Dataset items
/---
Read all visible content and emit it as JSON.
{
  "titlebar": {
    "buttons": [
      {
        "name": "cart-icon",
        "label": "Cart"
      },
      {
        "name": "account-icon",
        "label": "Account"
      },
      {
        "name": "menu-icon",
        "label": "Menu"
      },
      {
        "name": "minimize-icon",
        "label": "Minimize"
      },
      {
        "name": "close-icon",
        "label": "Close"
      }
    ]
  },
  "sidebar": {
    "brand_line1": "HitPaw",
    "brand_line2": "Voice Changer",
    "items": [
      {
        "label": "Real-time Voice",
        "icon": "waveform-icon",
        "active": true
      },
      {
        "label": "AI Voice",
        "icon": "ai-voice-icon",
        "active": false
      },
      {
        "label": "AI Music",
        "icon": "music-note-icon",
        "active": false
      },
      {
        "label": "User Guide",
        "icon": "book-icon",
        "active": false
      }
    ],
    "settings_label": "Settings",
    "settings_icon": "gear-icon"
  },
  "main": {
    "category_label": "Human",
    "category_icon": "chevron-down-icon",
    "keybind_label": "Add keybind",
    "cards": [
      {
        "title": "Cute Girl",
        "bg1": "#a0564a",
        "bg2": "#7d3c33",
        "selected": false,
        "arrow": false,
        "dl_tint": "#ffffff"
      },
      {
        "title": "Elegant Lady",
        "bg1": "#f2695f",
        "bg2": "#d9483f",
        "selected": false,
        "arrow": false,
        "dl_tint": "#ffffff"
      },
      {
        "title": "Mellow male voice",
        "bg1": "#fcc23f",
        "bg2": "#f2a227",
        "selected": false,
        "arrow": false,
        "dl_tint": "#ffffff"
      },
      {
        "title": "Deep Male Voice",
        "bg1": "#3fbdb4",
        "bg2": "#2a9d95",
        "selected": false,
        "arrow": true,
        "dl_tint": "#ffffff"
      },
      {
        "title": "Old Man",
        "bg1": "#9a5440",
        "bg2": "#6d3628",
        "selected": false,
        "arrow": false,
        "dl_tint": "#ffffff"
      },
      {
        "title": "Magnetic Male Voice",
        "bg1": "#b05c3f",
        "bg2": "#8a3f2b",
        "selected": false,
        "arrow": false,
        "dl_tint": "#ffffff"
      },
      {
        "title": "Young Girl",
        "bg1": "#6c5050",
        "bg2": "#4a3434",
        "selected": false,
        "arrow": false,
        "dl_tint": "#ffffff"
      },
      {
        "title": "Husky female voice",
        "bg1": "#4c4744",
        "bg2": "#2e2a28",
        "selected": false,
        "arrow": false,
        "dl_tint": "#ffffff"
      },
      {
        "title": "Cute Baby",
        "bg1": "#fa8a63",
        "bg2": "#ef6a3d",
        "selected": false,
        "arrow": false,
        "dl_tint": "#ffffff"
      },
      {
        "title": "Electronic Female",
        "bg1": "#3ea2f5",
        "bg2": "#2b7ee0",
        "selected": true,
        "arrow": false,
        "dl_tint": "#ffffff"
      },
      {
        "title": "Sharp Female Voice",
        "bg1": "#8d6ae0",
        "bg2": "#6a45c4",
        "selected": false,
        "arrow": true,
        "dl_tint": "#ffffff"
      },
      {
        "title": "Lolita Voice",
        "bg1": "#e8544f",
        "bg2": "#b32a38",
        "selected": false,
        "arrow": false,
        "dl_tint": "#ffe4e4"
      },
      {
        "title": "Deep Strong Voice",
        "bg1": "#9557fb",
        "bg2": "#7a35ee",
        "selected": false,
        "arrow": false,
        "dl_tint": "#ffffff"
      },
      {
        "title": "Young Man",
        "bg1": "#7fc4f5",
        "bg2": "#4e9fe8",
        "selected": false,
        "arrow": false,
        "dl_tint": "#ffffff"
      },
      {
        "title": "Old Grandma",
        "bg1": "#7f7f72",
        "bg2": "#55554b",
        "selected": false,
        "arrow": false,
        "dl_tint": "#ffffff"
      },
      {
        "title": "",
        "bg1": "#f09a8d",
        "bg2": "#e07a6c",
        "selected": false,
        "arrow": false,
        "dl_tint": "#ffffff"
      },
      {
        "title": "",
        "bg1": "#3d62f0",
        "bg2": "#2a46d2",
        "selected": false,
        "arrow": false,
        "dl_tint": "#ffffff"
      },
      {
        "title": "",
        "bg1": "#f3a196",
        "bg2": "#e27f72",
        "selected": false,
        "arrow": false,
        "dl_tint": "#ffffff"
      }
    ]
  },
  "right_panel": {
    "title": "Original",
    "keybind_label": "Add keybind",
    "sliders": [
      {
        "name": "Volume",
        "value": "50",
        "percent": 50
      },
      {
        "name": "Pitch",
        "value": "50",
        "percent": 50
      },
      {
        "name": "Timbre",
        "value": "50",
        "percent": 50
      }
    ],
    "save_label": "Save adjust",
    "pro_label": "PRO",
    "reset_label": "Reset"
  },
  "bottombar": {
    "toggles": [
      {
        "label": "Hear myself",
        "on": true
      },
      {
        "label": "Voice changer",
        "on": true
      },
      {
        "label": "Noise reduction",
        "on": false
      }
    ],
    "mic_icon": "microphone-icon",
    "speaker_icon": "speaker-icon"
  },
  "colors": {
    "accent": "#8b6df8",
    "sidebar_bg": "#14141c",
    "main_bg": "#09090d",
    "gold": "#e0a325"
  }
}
\---
__Short exercise__:
Extract every entry above as it appears.

__Solution to this problem__:
Read all visible content and emit it as JSON.
{
  "titlebar": {
    "buttons": [
      {
        "name": "cart-icon",
        "label": "Cart"
      },
      {
        "name": "account-icon",
        "label": "Account"
      },
      {
        "name": "menu-icon",
        "label": "Menu"
      },
      {
        "name": "minimize-icon",
        "label": "Minimize"
      },
      {
        "name": "close-icon",
        "label": "Close"
      }
    ]
  },
  "sidebar": {
    "brand_line1": "HitPaw",
    "brand_line2": "Voice Changer",
    "items": [
      {
        "label": "Real-time Voice",
        "icon": "waveform-icon",
        "active": true
      },
      {
        "label": "AI Voice",
        "icon": "ai-voice-icon",
        "active": false
      },
      {
        "label": "AI Music",
        "icon": "music-note-icon",
        "active": false
      },
      {
        "label": "User Guide",
        "icon": "book-icon",
        "active": false
      }
    ],
    "settings_label": "Settings",
    "settings_icon": "gear-icon"
  },
  "main": {
    "category_label": "Human",
    "category_icon": "chevron-down-icon",
    "keybind_label": "Add keybind",
    "cards": [
      {
        "title": "Cute Girl",
        "bg1": "#a0564a",
        "bg2": "#7d3c33",
        "selected": false,
        "arrow": false,
        "dl_tint": "#ffffff"
      },
      {
        "title": "Elegant Lady",
        "bg1": "#f2695f",
        "bg2": "#d9483f",
        "selected": false,
        "arrow": false,
        "dl_tint": "#ffffff"
      },
      {
        "title": "Mellow male voice",
        "bg1": "#fcc23f",
        "bg2": "#f2a227",
        "selected": false,
        "arrow": false,
        "dl_tint": "#ffffff"
      },
      {
        "title": "Deep Male Voice",
        "bg1": "#3fbdb4",
        "bg2": "#2a9d95",
        "selected": false,
        "arrow": true,
        "dl_tint": "#ffffff"
      },
      {
        "title": "Old Man",
        "bg1": "#9a5440",
        "bg2": "#6d3628",
        "selected": false,
        "arrow": false,
        "dl_tint": "#ffffff"
      },
      {
        "title": "Magnetic Male Voice",
        "bg1": "#b05c3f",
        "bg2": "#8a3f2b",
        "selected": false,
        "arrow": false,
        "dl_tint": "#ffffff"
      },
      {
        "title": "Young Girl",
        "bg1": "#6c5050",
        "bg2": "#4a3434",
        "selected": false,
        "arrow": false,
        "dl_tint": "#ffffff"
      },
      {
        "title": "Husky female voice",
        "bg1": "#4c4744",
        "bg2": "#2e2a28",
        "selected": false,
        "arrow": false,
        "dl_tint": "#ffffff"
      },
      {
        "title": "Cute Baby",
        "bg1": "#fa8a63",
        "bg2": "#ef6a3d",
        "selected": false,
        "arrow": false,
        "dl_tint": "#ffffff"
      },
      {
        "title": "Electronic Female",
        "bg1": "#3ea2f5",
        "bg2": "#2b7ee0",
        "selected": true,
        "arrow": false,
        "dl_tint": "#ffffff"
      },
      {
        "title": "Sharp Female Voice",
        "bg1": "#8d6ae0",
        "bg2": "#6a45c4",
        "selected": false,
        "arrow": true,
        "dl_tint": "#ffffff"
      },
      {
        "title": "Lolita Voice",
        "bg1": "#e8544f",
        "bg2": "#b32a38",
        "selected": false,
        "arrow": false,
        "dl_tint": "#ffe4e4"
      },
      {
        "title": "Deep Strong Voice",
        "bg1": "#9557fb",
        "bg2": "#7a35ee",
        "selected": false,
        "arrow": false,
        "dl_tint": "#ffffff"
      },
      {
        "title": "Young Man",
        "bg1": "#7fc4f5",
        "bg2": "#4e9fe8",
        "selected": false,
        "arrow": false,
        "dl_tint": "#ffffff"
      },
      {
        "title": "Old Grandma",
        "bg1": "#7f7f72",
        "bg2": "#55554b",
        "selected": false,
        "arrow": false,
        "dl_tint": "#ffffff"
      },
      {
        "title": "",
        "bg1": "#f09a8d",
        "bg2": "#e07a6c",
        "selected": false,
        "arrow": false,
        "dl_tint": "#ffffff"
      },
      {
        "title": "",
        "bg1": "#3d62f0",
        "bg2": "#2a46d2",
        "selected": false,
        "arrow": false,
        "dl_tint": "#ffffff"
      },
      {
        "title": "",
        "bg1": "#f3a196",
        "bg2": "#e27f72",
        "selected": false,
        "arrow": false,
        "dl_tint": "#ffffff"
      }
    ]
  },
  "right_panel": {
    "title": "Original",
    "keybind_label": "Add keybind",
    "sliders": [
      {
        "name": "Volume",
        "value": "50",
        "percent": 50
      },
      {
        "name": "Pitch",
        "value": "50",
        "percent": 50
      },
      {
        "name": "Timbre",
        "value": "50",
        "percent": 50
      }
    ],
    "save_label": "Save adjust",
    "pro_label": "PRO",
    "reset_label": "Reset"
  },
  "bottombar": {
    "toggles": [
      {
        "label": "Hear myself",
        "on": true
      },
      {
        "label": "Voice changer",
        "on": true
      },
      {
        "label": "Noise reduction",
        "on": false
      }
    ],
    "mic_icon": "microphone-icon",
    "speaker_icon": "speaker-icon"
  },
  "colors": {
    "accent": "#8b6df8",
    "sidebar_bg": "#14141c",
    "main_bg": "#09090d",
    "gold": "#e0a325"
  }
}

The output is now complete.